### Written problem:
Find and return each line containing "women".

⟨

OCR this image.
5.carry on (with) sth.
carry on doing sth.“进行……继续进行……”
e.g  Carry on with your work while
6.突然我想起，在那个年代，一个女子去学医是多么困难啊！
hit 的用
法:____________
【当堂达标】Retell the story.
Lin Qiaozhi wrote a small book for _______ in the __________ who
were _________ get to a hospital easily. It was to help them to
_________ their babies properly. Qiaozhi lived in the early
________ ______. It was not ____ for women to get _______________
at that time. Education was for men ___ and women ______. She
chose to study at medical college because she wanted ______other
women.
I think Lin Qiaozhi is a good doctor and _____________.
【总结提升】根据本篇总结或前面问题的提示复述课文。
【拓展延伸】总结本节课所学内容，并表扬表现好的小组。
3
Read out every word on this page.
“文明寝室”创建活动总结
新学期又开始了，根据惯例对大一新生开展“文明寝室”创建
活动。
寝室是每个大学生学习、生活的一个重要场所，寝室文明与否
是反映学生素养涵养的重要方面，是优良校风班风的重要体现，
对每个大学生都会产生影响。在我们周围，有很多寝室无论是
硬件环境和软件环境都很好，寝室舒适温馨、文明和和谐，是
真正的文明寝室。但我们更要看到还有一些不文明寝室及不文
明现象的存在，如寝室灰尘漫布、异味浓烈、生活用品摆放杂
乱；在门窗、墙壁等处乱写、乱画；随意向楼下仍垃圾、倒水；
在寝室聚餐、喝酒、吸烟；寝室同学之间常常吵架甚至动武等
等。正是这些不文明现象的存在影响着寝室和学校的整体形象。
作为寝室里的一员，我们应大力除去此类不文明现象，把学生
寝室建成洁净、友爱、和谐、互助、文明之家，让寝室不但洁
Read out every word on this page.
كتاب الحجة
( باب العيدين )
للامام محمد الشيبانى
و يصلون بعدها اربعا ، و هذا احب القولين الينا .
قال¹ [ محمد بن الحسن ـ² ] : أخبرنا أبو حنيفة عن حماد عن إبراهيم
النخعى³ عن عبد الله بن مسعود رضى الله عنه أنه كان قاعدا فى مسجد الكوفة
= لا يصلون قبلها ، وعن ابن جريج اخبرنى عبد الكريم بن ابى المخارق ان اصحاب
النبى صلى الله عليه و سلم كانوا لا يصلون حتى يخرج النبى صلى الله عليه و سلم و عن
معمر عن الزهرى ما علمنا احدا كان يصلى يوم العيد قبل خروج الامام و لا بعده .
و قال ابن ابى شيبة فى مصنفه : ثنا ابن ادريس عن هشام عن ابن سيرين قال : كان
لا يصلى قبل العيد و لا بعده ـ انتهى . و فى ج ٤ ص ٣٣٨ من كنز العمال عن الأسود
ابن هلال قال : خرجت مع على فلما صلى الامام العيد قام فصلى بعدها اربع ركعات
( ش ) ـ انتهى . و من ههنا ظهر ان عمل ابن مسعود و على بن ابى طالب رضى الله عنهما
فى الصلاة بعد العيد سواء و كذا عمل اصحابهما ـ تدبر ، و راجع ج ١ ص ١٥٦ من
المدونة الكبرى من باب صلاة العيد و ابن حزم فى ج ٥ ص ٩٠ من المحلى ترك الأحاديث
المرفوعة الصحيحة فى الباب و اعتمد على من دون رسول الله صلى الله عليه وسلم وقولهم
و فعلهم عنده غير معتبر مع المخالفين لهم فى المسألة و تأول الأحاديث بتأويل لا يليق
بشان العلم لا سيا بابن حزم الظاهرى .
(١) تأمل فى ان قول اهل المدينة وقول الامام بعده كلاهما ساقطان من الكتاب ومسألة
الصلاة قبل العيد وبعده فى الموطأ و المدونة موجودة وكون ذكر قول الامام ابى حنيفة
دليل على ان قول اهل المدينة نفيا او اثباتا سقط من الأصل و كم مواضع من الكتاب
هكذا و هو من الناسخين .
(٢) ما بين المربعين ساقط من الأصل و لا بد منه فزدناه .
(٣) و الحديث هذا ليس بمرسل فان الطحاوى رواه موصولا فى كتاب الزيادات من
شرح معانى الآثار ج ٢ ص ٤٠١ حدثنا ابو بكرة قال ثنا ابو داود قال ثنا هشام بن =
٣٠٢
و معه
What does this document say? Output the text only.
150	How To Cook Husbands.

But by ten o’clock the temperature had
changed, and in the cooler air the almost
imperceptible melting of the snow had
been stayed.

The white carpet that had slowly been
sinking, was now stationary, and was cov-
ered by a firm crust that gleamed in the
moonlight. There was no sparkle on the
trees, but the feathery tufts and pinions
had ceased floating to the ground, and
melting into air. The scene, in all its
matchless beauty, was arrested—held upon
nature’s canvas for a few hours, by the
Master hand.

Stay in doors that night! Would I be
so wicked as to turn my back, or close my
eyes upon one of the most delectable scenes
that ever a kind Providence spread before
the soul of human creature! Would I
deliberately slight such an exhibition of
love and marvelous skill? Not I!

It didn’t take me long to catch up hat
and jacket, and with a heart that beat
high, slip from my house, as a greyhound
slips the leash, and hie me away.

⟩

### Response to this exercise:
________ ______. It was not ____ for women to get _______________
at that time. Education was for men ___ and women ______. She
women.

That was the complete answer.